Exercise directions: Copy out every line in the entries below that includes "Displacements".

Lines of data

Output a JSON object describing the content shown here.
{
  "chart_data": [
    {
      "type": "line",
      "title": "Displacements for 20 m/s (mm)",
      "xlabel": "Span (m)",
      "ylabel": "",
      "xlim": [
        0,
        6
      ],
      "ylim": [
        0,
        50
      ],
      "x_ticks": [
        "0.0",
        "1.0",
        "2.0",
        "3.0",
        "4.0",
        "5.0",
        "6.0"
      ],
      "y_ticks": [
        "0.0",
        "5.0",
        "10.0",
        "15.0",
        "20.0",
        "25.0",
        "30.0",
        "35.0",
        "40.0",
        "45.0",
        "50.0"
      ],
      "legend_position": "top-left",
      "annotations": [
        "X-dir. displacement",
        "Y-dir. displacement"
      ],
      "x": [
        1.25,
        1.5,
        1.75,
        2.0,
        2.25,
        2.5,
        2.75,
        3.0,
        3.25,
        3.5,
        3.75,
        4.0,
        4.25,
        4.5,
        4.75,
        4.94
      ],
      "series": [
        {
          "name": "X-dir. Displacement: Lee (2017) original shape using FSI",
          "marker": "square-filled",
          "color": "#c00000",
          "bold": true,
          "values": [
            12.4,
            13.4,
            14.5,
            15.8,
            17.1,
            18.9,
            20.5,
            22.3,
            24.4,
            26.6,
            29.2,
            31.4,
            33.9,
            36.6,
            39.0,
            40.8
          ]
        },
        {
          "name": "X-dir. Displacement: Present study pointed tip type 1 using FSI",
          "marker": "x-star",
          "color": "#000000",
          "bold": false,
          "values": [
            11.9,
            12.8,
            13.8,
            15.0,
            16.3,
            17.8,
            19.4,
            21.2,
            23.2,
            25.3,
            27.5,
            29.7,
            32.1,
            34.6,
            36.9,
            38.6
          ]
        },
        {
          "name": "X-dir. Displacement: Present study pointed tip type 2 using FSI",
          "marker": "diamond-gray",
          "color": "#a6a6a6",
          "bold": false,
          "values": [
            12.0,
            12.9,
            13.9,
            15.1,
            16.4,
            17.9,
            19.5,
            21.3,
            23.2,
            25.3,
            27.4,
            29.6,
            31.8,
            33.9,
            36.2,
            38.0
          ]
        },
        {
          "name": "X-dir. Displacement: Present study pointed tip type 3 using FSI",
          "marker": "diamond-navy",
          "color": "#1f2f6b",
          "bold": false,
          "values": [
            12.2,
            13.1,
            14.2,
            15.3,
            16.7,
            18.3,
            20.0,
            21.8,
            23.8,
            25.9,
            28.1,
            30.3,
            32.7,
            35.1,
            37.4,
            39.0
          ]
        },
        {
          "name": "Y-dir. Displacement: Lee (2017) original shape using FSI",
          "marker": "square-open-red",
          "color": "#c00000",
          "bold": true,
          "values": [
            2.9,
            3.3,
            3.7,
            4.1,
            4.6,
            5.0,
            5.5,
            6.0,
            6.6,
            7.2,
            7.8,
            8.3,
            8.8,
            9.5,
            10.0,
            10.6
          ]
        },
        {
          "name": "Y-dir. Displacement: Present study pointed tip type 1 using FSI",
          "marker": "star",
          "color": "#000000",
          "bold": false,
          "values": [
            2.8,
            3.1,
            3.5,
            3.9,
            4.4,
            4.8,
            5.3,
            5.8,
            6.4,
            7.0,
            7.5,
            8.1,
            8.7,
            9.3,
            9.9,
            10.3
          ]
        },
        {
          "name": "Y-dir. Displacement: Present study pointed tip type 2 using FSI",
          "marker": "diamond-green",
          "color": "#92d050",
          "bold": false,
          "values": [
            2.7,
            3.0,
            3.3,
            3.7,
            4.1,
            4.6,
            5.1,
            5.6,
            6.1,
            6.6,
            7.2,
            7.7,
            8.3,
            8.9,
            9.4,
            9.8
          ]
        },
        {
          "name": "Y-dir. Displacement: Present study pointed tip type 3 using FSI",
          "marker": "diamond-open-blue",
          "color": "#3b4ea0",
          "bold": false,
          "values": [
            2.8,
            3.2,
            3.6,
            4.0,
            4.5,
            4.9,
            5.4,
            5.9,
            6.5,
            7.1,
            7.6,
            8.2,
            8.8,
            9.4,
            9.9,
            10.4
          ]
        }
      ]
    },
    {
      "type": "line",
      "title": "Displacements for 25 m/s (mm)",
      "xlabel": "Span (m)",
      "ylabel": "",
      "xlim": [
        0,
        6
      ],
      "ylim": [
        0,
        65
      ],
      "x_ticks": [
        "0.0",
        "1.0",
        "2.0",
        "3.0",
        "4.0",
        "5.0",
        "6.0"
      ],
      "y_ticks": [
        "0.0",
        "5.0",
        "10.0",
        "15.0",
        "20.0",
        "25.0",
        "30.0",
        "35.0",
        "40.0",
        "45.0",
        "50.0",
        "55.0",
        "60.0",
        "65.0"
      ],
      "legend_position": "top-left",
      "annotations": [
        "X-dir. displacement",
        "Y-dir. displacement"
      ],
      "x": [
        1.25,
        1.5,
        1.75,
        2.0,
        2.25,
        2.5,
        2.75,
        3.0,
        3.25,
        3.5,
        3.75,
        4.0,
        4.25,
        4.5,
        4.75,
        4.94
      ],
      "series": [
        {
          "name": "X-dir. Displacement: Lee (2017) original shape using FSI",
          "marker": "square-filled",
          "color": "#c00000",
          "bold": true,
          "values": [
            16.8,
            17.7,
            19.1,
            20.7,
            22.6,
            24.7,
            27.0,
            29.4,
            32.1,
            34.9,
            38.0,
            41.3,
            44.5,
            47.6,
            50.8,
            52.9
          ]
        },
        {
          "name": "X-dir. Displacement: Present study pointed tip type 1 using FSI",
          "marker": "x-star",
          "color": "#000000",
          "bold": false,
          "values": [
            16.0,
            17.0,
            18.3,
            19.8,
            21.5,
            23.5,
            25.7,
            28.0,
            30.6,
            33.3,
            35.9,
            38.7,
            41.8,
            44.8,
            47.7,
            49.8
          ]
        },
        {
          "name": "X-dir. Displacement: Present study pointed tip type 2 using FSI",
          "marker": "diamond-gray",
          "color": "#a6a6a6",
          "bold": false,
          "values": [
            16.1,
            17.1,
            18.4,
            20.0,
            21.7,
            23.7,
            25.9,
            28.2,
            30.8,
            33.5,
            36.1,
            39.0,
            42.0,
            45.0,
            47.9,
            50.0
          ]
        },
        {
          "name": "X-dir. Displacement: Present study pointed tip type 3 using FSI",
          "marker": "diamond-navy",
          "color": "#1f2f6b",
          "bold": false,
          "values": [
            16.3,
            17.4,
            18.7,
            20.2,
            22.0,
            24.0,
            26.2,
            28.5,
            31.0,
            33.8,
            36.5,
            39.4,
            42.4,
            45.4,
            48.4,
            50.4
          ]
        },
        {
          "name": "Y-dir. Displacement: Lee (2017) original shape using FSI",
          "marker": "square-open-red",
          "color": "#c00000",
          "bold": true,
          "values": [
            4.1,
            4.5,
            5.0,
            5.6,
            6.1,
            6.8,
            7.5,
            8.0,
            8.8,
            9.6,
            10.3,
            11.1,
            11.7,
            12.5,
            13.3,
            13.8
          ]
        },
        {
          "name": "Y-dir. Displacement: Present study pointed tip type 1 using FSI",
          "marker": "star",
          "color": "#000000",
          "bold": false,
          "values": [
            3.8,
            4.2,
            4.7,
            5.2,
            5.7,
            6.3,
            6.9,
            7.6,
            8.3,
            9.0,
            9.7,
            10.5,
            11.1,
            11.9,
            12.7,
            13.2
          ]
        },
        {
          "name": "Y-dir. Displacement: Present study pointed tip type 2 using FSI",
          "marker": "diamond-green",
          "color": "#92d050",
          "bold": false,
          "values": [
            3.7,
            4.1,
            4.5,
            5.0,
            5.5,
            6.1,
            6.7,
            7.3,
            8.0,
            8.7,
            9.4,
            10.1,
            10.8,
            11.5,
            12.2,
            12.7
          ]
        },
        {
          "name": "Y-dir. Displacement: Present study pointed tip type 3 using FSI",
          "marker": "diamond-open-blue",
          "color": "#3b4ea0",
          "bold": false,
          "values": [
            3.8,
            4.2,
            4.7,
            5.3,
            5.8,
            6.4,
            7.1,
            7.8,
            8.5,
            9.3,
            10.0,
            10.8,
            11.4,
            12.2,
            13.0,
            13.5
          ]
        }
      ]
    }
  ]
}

The completed task:
      "title": "Displacements for 20 m/s (mm)",
      "title": "Displacements for 25 m/s (mm)",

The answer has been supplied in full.